EXERCISE INPUTS:

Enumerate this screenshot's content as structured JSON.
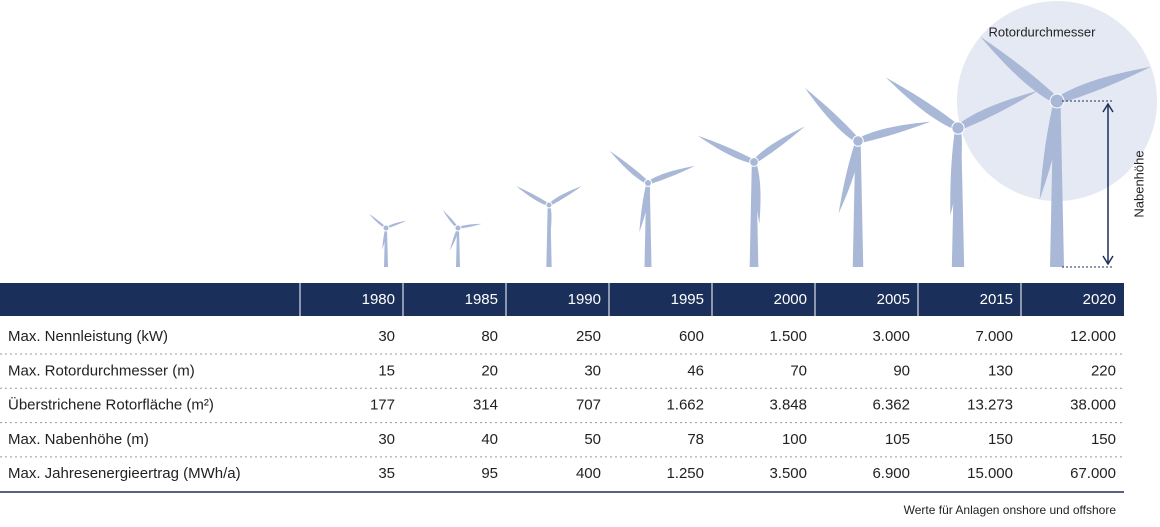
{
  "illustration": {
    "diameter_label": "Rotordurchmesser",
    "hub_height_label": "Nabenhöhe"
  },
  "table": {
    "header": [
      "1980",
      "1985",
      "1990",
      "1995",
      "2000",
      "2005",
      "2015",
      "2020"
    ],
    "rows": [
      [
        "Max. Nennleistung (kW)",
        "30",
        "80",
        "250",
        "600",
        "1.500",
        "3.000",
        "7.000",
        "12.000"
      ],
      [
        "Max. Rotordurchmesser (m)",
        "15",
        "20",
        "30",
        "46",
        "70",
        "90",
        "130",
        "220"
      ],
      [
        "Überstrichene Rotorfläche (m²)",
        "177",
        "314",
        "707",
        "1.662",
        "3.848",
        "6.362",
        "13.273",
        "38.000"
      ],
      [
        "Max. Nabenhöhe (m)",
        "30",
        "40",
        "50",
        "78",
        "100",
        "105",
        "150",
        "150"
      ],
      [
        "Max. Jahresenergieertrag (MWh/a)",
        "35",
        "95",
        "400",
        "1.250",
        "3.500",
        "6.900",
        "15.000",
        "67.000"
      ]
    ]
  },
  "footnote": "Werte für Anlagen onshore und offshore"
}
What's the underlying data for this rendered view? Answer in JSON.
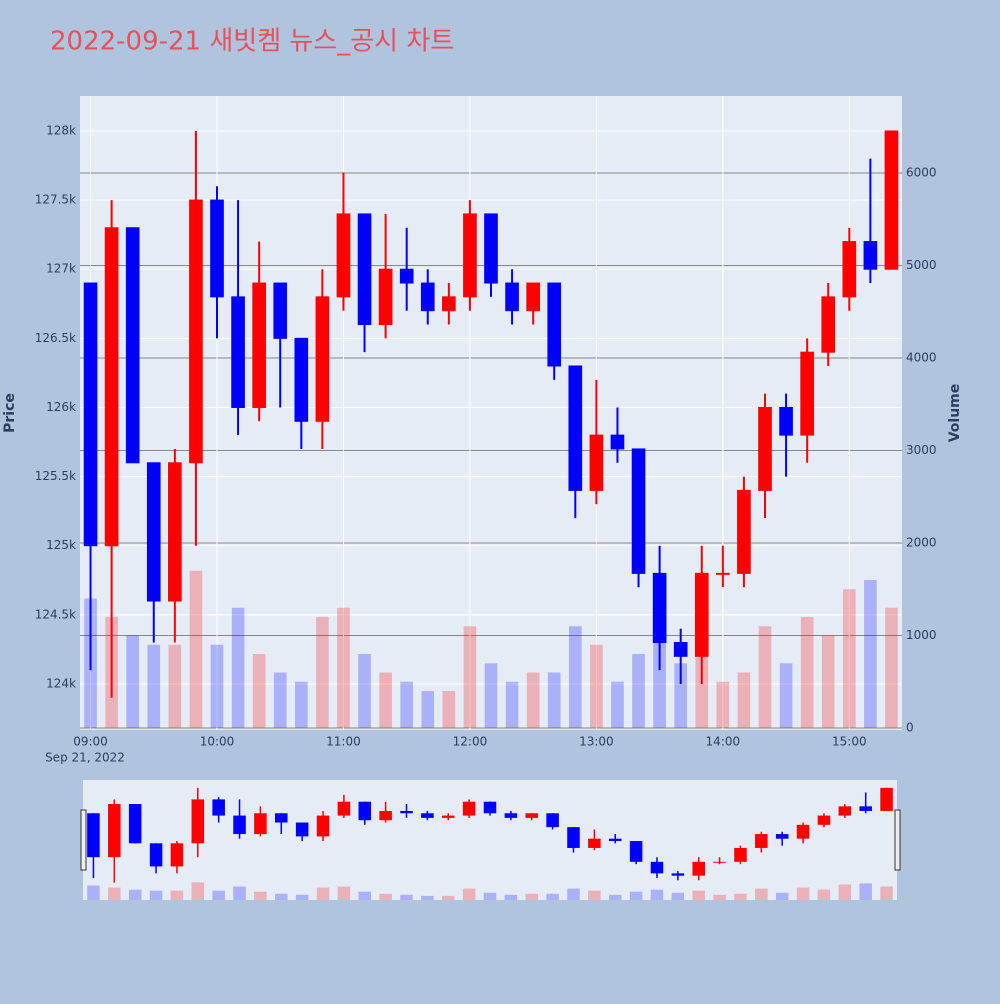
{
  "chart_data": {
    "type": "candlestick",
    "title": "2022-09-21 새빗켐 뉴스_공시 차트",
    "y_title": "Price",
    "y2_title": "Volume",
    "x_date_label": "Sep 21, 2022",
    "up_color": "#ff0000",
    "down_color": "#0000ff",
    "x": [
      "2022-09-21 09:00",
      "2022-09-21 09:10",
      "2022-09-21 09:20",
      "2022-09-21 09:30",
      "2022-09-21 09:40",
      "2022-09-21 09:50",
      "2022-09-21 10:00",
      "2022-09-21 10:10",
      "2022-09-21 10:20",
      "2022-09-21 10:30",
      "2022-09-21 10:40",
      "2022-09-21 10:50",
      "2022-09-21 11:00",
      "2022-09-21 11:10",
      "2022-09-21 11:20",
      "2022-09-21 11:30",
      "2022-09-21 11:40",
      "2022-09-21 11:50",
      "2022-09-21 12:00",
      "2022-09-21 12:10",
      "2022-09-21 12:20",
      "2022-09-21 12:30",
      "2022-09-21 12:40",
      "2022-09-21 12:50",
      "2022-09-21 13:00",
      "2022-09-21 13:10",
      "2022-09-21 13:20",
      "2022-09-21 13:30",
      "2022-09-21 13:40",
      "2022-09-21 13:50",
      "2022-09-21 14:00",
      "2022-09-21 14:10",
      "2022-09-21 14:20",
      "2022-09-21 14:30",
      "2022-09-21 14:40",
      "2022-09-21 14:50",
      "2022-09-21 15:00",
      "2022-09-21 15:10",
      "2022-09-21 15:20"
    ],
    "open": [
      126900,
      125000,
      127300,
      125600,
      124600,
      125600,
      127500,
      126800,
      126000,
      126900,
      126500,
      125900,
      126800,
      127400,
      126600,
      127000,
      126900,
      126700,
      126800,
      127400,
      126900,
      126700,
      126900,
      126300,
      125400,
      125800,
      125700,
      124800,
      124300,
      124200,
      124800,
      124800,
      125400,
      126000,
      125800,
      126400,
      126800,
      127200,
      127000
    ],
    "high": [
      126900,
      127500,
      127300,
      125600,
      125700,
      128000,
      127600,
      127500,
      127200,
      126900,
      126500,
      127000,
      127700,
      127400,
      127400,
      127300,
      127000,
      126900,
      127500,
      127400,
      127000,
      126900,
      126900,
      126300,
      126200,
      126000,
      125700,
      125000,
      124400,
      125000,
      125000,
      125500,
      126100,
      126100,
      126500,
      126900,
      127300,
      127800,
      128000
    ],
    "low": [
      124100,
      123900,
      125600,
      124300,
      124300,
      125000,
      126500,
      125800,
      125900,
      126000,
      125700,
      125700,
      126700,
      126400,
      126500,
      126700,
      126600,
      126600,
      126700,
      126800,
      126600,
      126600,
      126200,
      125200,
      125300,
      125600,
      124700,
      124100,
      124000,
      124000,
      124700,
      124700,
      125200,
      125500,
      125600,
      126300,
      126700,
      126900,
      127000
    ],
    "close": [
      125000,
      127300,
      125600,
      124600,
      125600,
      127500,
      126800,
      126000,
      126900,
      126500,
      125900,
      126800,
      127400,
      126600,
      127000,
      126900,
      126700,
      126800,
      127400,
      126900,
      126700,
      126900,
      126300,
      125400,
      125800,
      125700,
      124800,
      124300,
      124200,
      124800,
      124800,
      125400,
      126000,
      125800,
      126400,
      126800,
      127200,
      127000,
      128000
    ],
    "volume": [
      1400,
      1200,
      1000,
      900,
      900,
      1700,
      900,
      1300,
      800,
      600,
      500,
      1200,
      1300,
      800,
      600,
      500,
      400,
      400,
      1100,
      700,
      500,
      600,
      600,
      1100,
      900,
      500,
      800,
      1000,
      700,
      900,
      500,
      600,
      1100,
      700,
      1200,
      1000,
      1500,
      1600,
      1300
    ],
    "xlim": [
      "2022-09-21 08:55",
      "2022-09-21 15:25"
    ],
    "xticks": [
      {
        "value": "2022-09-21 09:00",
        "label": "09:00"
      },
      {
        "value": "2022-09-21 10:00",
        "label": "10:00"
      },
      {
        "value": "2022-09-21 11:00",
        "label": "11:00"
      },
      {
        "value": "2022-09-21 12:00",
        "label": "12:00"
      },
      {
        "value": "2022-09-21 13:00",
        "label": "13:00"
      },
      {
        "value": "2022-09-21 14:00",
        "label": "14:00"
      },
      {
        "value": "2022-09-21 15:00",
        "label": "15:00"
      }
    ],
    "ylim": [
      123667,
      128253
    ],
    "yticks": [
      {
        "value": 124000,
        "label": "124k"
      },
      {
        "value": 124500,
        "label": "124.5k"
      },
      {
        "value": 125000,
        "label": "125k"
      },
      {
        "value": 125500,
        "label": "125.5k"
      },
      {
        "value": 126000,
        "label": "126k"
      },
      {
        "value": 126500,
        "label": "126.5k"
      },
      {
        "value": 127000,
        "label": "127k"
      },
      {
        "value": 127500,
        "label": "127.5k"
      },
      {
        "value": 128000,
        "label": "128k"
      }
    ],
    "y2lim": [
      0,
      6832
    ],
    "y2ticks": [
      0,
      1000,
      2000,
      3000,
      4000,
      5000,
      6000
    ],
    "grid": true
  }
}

EXERCISE REQUIREMENTS: Restate each line of the records exactly; pictures do not belong in the copy.

SOLVED EXERCISE:
Enumerate this screenshot's content as structured JSON.
{
  "illustration": {
    "diameter_label": "Rotordurchmesser",
    "hub_height_label": "Nabenhöhe"
  },
  "table": {
    "header": [
      "1980",
      "1985",
      "1990",
      "1995",
      "2000",
      "2005",
      "2015",
      "2020"
    ],
    "rows": [
      [
        "Max. Nennleistung (kW)",
        "30",
        "80",
        "250",
        "600",
        "1.500",
        "3.000",
        "7.000",
        "12.000"
      ],
      [
        "Max. Rotordurchmesser (m)",
        "15",
        "20",
        "30",
        "46",
        "70",
        "90",
        "130",
        "220"
      ],
      [
        "Überstrichene Rotorfläche (m²)",
        "177",
        "314",
        "707",
        "1.662",
        "3.848",
        "6.362",
        "13.273",
        "38.000"
      ],
      [
        "Max. Nabenhöhe (m)",
        "30",
        "40",
        "50",
        "78",
        "100",
        "105",
        "150",
        "150"
      ],
      [
        "Max. Jahresenergieertrag (MWh/a)",
        "35",
        "95",
        "400",
        "1.250",
        "3.500",
        "6.900",
        "15.000",
        "67.000"
      ]
    ]
  },
  "footnote": "Werte für Anlagen onshore und offshore"
}
What's the underlying data for this rendered view? Answer in JSON.
{
  "chart_data": {
    "type": "candlestick",
    "title": "2022-09-21 새빗켐 뉴스_공시 차트",
    "y_title": "Price",
    "y2_title": "Volume",
    "x_date_label": "Sep 21, 2022",
    "up_color": "#ff0000",
    "down_color": "#0000ff",
    "x": [
      "2022-09-21 09:00",
      "2022-09-21 09:10",
      "2022-09-21 09:20",
      "2022-09-21 09:30",
      "2022-09-21 09:40",
      "2022-09-21 09:50",
      "2022-09-21 10:00",
      "2022-09-21 10:10",
      "2022-09-21 10:20",
      "2022-09-21 10:30",
      "2022-09-21 10:40",
      "2022-09-21 10:50",
      "2022-09-21 11:00",
      "2022-09-21 11:10",
      "2022-09-21 11:20",
      "2022-09-21 11:30",
      "2022-09-21 11:40",
      "2022-09-21 11:50",
      "2022-09-21 12:00",
      "2022-09-21 12:10",
      "2022-09-21 12:20",
      "2022-09-21 12:30",
      "2022-09-21 12:40",
      "2022-09-21 12:50",
      "2022-09-21 13:00",
      "2022-09-21 13:10",
      "2022-09-21 13:20",
      "2022-09-21 13:30",
      "2022-09-21 13:40",
      "2022-09-21 13:50",
      "2022-09-21 14:00",
      "2022-09-21 14:10",
      "2022-09-21 14:20",
      "2022-09-21 14:30",
      "2022-09-21 14:40",
      "2022-09-21 14:50",
      "2022-09-21 15:00",
      "2022-09-21 15:10",
      "2022-09-21 15:20"
    ],
    "open": [
      126900,
      125000,
      127300,
      125600,
      124600,
      125600,
      127500,
      126800,
      126000,
      126900,
      126500,
      125900,
      126800,
      127400,
      126600,
      127000,
      126900,
      126700,
      126800,
      127400,
      126900,
      126700,
      126900,
      126300,
      125400,
      125800,
      125700,
      124800,
      124300,
      124200,
      124800,
      124800,
      125400,
      126000,
      125800,
      126400,
      126800,
      127200,
      127000
    ],
    "high": [
      126900,
      127500,
      127300,
      125600,
      125700,
      128000,
      127600,
      127500,
      127200,
      126900,
      126500,
      127000,
      127700,
      127400,
      127400,
      127300,
      127000,
      126900,
      127500,
      127400,
      127000,
      126900,
      126900,
      126300,
      126200,
      126000,
      125700,
      125000,
      124400,
      125000,
      125000,
      125500,
      126100,
      126100,
      126500,
      126900,
      127300,
      127800,
      128000
    ],
    "low": [
      124100,
      123900,
      125600,
      124300,
      124300,
      125000,
      126500,
      125800,
      125900,
      126000,
      125700,
      125700,
      126700,
      126400,
      126500,
      126700,
      126600,
      126600,
      126700,
      126800,
      126600,
      126600,
      126200,
      125200,
      125300,
      125600,
      124700,
      124100,
      124000,
      124000,
      124700,
      124700,
      125200,
      125500,
      125600,
      126300,
      126700,
      126900,
      127000
    ],
    "close": [
      125000,
      127300,
      125600,
      124600,
      125600,
      127500,
      126800,
      126000,
      126900,
      126500,
      125900,
      126800,
      127400,
      126600,
      127000,
      126900,
      126700,
      126800,
      127400,
      126900,
      126700,
      126900,
      126300,
      125400,
      125800,
      125700,
      124800,
      124300,
      124200,
      124800,
      124800,
      125400,
      126000,
      125800,
      126400,
      126800,
      127200,
      127000,
      128000
    ],
    "volume": [
      1400,
      1200,
      1000,
      900,
      900,
      1700,
      900,
      1300,
      800,
      600,
      500,
      1200,
      1300,
      800,
      600,
      500,
      400,
      400,
      1100,
      700,
      500,
      600,
      600,
      1100,
      900,
      500,
      800,
      1000,
      700,
      900,
      500,
      600,
      1100,
      700,
      1200,
      1000,
      1500,
      1600,
      1300
    ],
    "xlim": [
      "2022-09-21 08:55",
      "2022-09-21 15:25"
    ],
    "xticks": [
      {
        "value": "2022-09-21 09:00",
        "label": "09:00"
      },
      {
        "value": "2022-09-21 10:00",
        "label": "10:00"
      },
      {
        "value": "2022-09-21 11:00",
        "label": "11:00"
      },
      {
        "value": "2022-09-21 12:00",
        "label": "12:00"
      },
      {
        "value": "2022-09-21 13:00",
        "label": "13:00"
      },
      {
        "value": "2022-09-21 14:00",
        "label": "14:00"
      },
      {
        "value": "2022-09-21 15:00",
        "label": "15:00"
      }
    ],
    "ylim": [
      123667,
      128253
    ],
    "yticks": [
      {
        "value": 124000,
        "label": "124k"
      },
      {
        "value": 124500,
        "label": "124.5k"
      },
      {
        "value": 125000,
        "label": "125k"
      },
      {
        "value": 125500,
        "label": "125.5k"
      },
      {
        "value": 126000,
        "label": "126k"
      },
      {
        "value": 126500,
        "label": "126.5k"
      },
      {
        "value": 127000,
        "label": "127k"
      },
      {
        "value": 127500,
        "label": "127.5k"
      },
      {
        "value": 128000,
        "label": "128k"
      }
    ],
    "y2lim": [
      0,
      6832
    ],
    "y2ticks": [
      0,
      1000,
      2000,
      3000,
      4000,
      5000,
      6000
    ],
    "grid": true
  }
}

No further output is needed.